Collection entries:
⁂
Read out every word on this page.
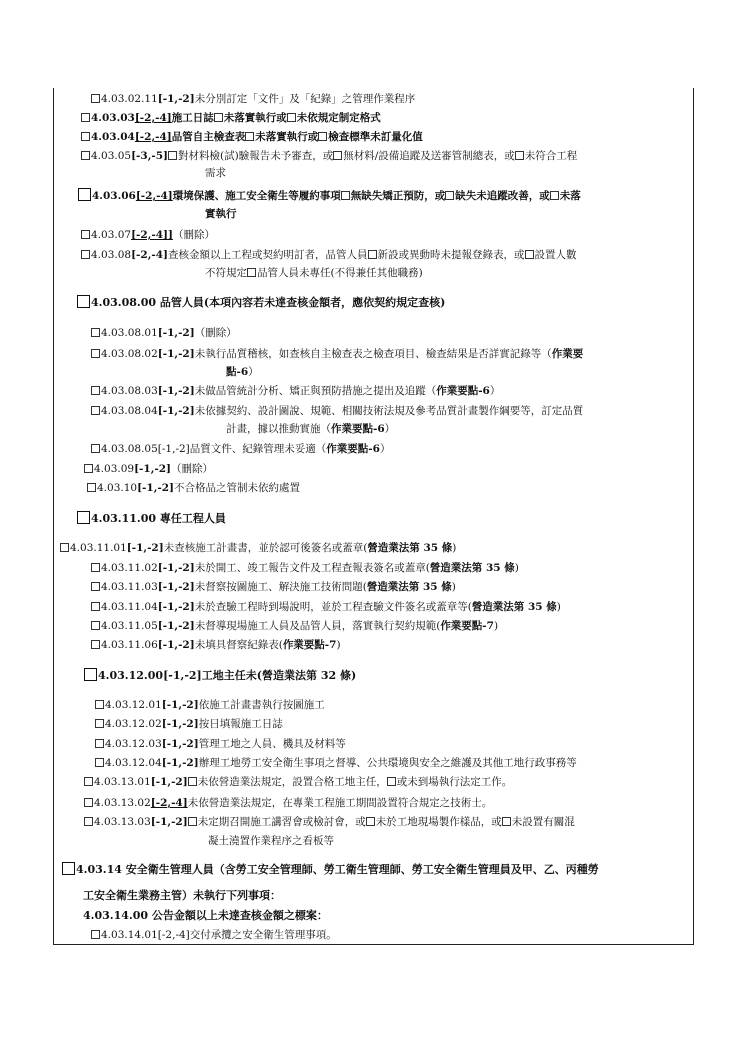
4.03.02.11[-1,-2]未分別訂定「文件」及「紀錄」之管理作業程序
4.03.03[-2,-4]施工日誌 未落實執行或 未依規定制定格式
4.03.04[-2,-4]品管自主檢查表 未落實執行或 檢查標準未訂量化值
4.03.05[-3,-5] 對材料檢(試)驗報告未予審查，或 無材料/設備追蹤及送審管制總表，或 未符合工程
需求
4.03.06[-2,-4]環境保護、施工安全衛生等履約事項 無缺失矯正預防，或 缺失未追蹤改善，或 未落
實執行
4.03.07[-2,-4]]（刪除）
4.03.08[-2,-4]查核金額以上工程或契約明訂者，品管人員 新設或異動時未提報登錄表，或 設置人數
不符規定 品管人員未專任(不得兼任其他職務)
4.03.08.00 品管人員(本項內容若未達查核金額者，應依契約規定查核)
4.03.08.01[-1,-2]（刪除）
4.03.08.02[-1,-2]未執行品質稽核，如查核自主檢查表之檢查項目、檢查結果是否詳實記錄等（作業要
點-6）
4.03.08.03[-1,-2]未做品管統計分析、矯正與預防措施之提出及追蹤（作業要點-6）
4.03.08.04[-1,-2]未依據契約、設計圖說、規範、相關技術法規及參考品質計畫製作綱要等，訂定品質
計畫，據以推動實施（作業要點-6）
4.03.08.05[-1,-2]品質文件、紀錄管理未妥適（作業要點-6）
4.03.09[-1,-2]（刪除）
4.03.10[-1,-2]不合格品之管制未依約處置
4.03.11.00 專任工程人員
4.03.11.01[-1,-2]未查核施工計畫書，並於認可後簽名或蓋章(營造業法第 35 條)
4.03.11.02[-1,-2]未於開工、竣工報告文件及工程查報表簽名或蓋章(營造業法第 35 條)
4.03.11.03[-1,-2]未督察按圖施工、解決施工技術問題(營造業法第 35 條)
4.03.11.04[-1,-2]未於查驗工程時到場說明，並於工程查驗文件簽名或蓋章等(營造業法第 35 條)
4.03.11.05[-1,-2]未督導現場施工人員及品管人員，落實執行契約規範(作業要點-7)
4.03.11.06[-1,-2]未填具督察紀錄表(作業要點-7)
4.03.12.00[-1,-2]工地主任未(營造業法第 32 條)
4.03.12.01[-1,-2]依施工計畫書執行按圖施工
4.03.12.02[-1,-2]按日填報施工日誌
4.03.12.03[-1,-2]管理工地之人員、機具及材料等
4.03.12.04[-1,-2]辦理工地勞工安全衛生事項之督導、公共環境與安全之維護及其他工地行政事務等
4.03.13.01[-1,-2] 未依營造業法規定，設置合格工地主任， 或未到場執行法定工作。
4.03.13.02[-2,-4]未依營造業法規定，在專業工程施工期間設置符合規定之技術士。
4.03.13.03[-1,-2] 未定期召開施工講習會或檢討會，或 未於工地現場製作樣品，或 未設置有關混
凝土澆置作業程序之看板等
4.03.14 安全衛生管理人員（含勞工安全管理師、勞工衛生管理師、勞工安全衛生管理員及甲、乙、丙種勞
工安全衛生業務主管）未執行下列事項：
4.03.14.00 公告金額以上未達查核金額之標案：
4.03.14.01[-2,-4]交付承攬之安全衛生管理事項。
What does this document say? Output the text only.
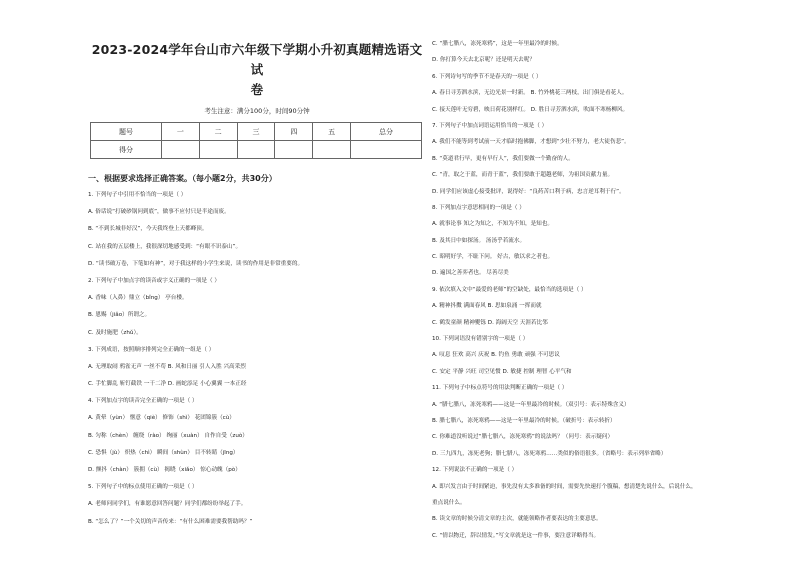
2023-2024学年台山市六年级下学期小升初真题精选语文试
卷
考生注意：满分100分，时间90分钟
题号	一	二	三	四	五	总分
得分						
一、根据要求选择正确答案。（每小题2分，共30分）
1. 下列句子中引用不恰当的一项是（ ）
A. 俗话说“打破砂锅问到底”，做事不应付只是半途而废。
B. “不到长城非好汉”，今天我终登上天都峰顶。
C. 站在我的五层楼上，我很深切地感受到：“有眼不识泰山”。
D. “读书破万卷，下笔如有神”，对于我这样的小学生来说，读书的作用是非常重要的。
2. 下列句子中加点字的读音或字义正确的一项是（ ）
A. 香味（入鼻）鼎立（bǐng） 亭台楼。
B. 恩赐（jiǎo）所谓之。
C. 及时施肥（zhǔ）。
3. 下列成语，按照顺序排列完全正确的一组是（ ）
A. 无理取闹 鸦雀无声 一丝不苟 B. 风和日丽 引人入胜 兴高采烈
C. 手忙脚乱 斩钉截铁 一干二净 D. 画蛇添足 小心翼翼 一本正经
4. 下列加点字的读音完全正确的一项是（ ）
A. 黄晕（yùn） 惬意（qiè） 修饰（shì） 花团锦簇（cù）
B. 匀称（chèn） 缠绕（rào） 绚丽（xuàn） 自作自受（zuò）
C. 恐惧（jù） 炽热（chì） 瞬间（shùn） 目不转睛（jīng）
D. 颤抖（chàn） 簇拥（cù） 揭晓（xiǎo） 惊心动魄（pò）
5. 下列句子中的标点使用正确的一项是（ ）
A. 老师问同学们，有谁愿意回答问题？同学们都纷纷举起了手。
B. “怎么了？”一个关切的声音传来：“有什么困难需要我帮助吗？”
C. “腊七腊八，冻死寒鸦”，这是一年里最冷的时候。
D. 你打算今天去北京呢？还是明天去呢？
6. 下列诗句写的季节不是春天的一项是（ ）
A. 春日寻芳泗水滨，无边光景一时新。 B. 竹外桃花三两枝，出门俱是看花人。
C. 接天莲叶无穷碧，映日荷花别样红。 D. 胜日寻芳泗水滨，吹面不寒杨柳风。
7. 下列句子中加点词语运用恰当的一项是（ ）
A. 我们不能等到考试前一天才临时抱佛脚，才想到“少壮不努力，老大徒伤悲”。
B. “莫道君行早，更有早行人”，我们要做一个勤奋的人。
C. “青，取之于蓝，而青于蓝”，我们要敢于超越老师，为祖国贡献力量。
D. 同学们应该虚心接受批评，说得好：“良药苦口利于病，忠言逆耳利于行”。
8. 下列加点字意思相同的一项是（ ）
A. 就事论事 知之为知之，不知为不知，是知也。
B. 及其日中如探汤。 汤汤乎若流水。
C. 昭明好学，不耻下问。 好古，敏以求之者也。
D. 遍国之善弈者也。 尽善尽美
9. 依次填入文中“最爱的老师”的空缺处，最恰当的选项是（ ）
A. 精神抖擞 满面春风 B. 思如泉涌 一挥而就
C. 鹤发童颜 精神矍铄 D. 海阔天空 天涯若比邻
10. 下列词语没有错别字的一项是（ ）
A. 叹息 狂欢 高兴 庆祝 B. 钓鱼 勇敢 顽强 不可思议
C. 安定 平静 兴旺 司空见惯 D. 敏捷 控制 理智 心平气和
11. 下列句子中标点符号的用法判断正确的一项是（ ）
A. “腊七腊八，冻死寒鸦——这是一年里最冷的时候。（双引号：表示特殊含义）
B. 腊七腊八，冻死寒鸦——这是一年里最冷的时候。（破折号：表示转折）
C. 你难道没听说过“腊七腊八，冻死寒鸦”的说法吗？（问号：表示疑问）
D. 三九四九，冻死老狗；腊七腊八，冻死寒鸦……类似的俗语很多。（省略号：表示列举省略）
12. 下列说法不正确的一项是（ ）
A. 即兴发言由于时间紧迫，事先没有太多准备的时间，需要先快速打个腹稿，想清楚先说什么，后说什么，
重点说什么。
B. 读文章的时候分清文章的主次，就能领略作者要表达的主要意思。
C. “情以物迁，辞以情发。”写文章就是这一件事，要注意详略得当。
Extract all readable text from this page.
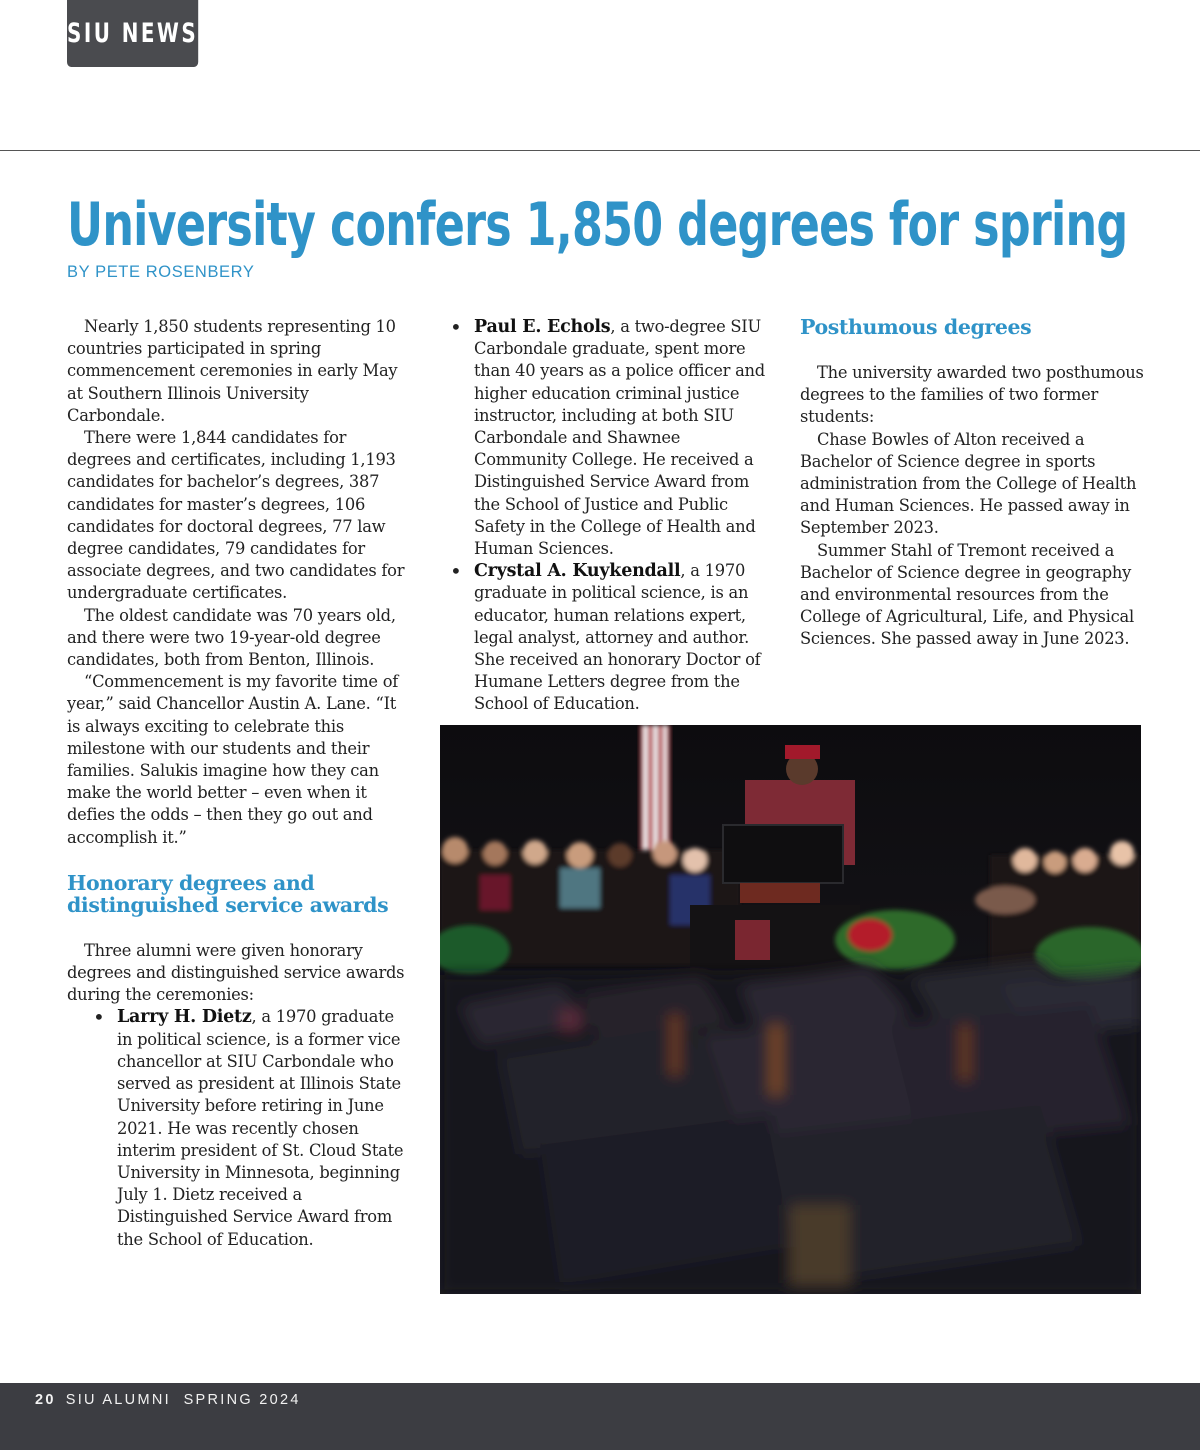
SIU NEWS
University confers 1,850 degrees for spring
BY PETE ROSENBERY

Nearly 1,850 students representing 10 countries participated in spring commencement ceremonies in early May at Southern Illinois University Carbondale.

There were 1,844 candidates for degrees and certificates, including 1,193 candidates for bachelor’s degrees, 387 candidates for master’s degrees, 106 candidates for doctoral degrees, 77 law degree candidates, 79 candidates for associate degrees, and two candidates for undergraduate certificates.

The oldest candidate was 70 years old, and there were two 19-year-old degree candidates, both from Benton, Illinois.

“Commencement is my favorite time of year,” said Chancellor Austin A. Lane. “It is always exciting to celebrate this milestone with our students and their families. Salukis imagine how they can make the world better – even when it defies the odds – then they go out and accomplish it.”

Honorary degrees and distinguished service awards

Three alumni were given honorary degrees and distinguished service awards during the ceremonies:

• Larry H. Dietz, a 1970 graduate in political science, is a former vice chancellor at SIU Carbondale who served as president at Illinois State University before retiring in June 2021. He was recently chosen interim president of St. Cloud State University in Minnesota, beginning July 1. Dietz received a Distinguished Service Award from the School of Education.
• Paul E. Echols, a two-degree SIU Carbondale graduate, spent more than 40 years as a police officer and higher education criminal justice instructor, including at both SIU Carbondale and Shawnee Community College. He received a Distinguished Service Award from the School of Justice and Public Safety in the College of Health and Human Sciences.
• Crystal A. Kuykendall, a 1970 graduate in political science, is an educator, human relations expert, legal analyst, attorney and author. She received an honorary Doctor of Humane Letters degree from the School of Education.
Posthumous degrees

The university awarded two posthumous degrees to the families of two former students:

Chase Bowles of Alton received a Bachelor of Science degree in sports administration from the College of Health and Human Sciences. He passed away in September 2023.

Summer Stahl of Tremont received a Bachelor of Science degree in geography and environmental resources from the College of Agricultural, Life, and Physical Sciences. She passed away in June 2023.

20 SIU ALUMNI  SPRING 2024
⁂
_Written instruction:_
Find every line in the records that contains the word "Health"; copy those lines.

_Output of the task:_
• Paul E. Echols, a two-degree SIU Carbondale graduate, spent more than 40 years as a police officer and higher education criminal justice instructor, including at both SIU Carbondale and Shawnee Community College. He received a Distinguished Service Award from the School of Justice and Public Safety in the College of Health and Human Sciences.
Chase Bowles of Alton received a Bachelor of Science degree in sports administration from the College of Health and Human Sciences. He passed away in September 2023.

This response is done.